**Task to complete:** Skip every line before the one containing "Give me the", then copy that line and the rest of the entries below exactly, through the last line.

Entries with figure data
^^^^^^^^^^^^^^^^
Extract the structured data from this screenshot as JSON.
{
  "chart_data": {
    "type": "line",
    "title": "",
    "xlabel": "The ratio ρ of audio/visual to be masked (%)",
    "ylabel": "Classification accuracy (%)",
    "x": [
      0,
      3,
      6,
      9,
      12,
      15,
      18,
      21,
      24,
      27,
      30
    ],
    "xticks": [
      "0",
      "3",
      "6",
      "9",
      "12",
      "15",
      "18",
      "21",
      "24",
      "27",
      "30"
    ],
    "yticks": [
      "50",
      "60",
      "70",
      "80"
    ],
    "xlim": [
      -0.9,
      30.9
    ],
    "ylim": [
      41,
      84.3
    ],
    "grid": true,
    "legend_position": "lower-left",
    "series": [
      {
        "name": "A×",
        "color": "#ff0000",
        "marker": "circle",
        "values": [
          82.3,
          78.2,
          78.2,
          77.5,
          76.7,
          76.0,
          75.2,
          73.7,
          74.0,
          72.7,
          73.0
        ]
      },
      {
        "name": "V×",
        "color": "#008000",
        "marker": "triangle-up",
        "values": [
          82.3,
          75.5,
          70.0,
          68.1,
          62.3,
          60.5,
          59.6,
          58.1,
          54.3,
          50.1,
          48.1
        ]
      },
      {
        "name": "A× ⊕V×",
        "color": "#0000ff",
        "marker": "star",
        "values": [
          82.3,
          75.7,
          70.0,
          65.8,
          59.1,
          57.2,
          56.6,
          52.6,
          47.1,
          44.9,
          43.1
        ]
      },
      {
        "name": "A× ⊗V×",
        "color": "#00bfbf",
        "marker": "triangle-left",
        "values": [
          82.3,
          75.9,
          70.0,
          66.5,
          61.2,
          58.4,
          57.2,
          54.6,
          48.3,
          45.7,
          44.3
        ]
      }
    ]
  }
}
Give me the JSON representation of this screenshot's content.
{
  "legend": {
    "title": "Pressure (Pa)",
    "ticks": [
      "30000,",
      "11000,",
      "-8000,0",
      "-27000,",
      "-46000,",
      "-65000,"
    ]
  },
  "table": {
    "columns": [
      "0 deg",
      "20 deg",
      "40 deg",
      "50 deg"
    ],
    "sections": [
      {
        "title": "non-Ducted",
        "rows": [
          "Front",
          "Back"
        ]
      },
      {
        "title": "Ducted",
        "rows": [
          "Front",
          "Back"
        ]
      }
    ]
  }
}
^^^^^^^^^^^^^^^^
**Solved problem:**
Give me the JSON representation of this screenshot's content.
{
  "legend": {
    "title": "Pressure (Pa)",
    "ticks": [
      "30000,",
      "11000,",
      "-8000,0",
      "-27000,",
      "-46000,",
      "-65000,"
    ]
  },
  "table": {
    "columns": [
      "0 deg",
      "20 deg",
      "40 deg",
      "50 deg"
    ],
    "sections": [
      {
        "title": "non-Ducted",
        "rows": [
          "Front",
          "Back"
        ]
      },
      {
        "title": "Ducted",
        "rows": [
          "Front",
          "Back"
        ]
      }
    ]
  }
}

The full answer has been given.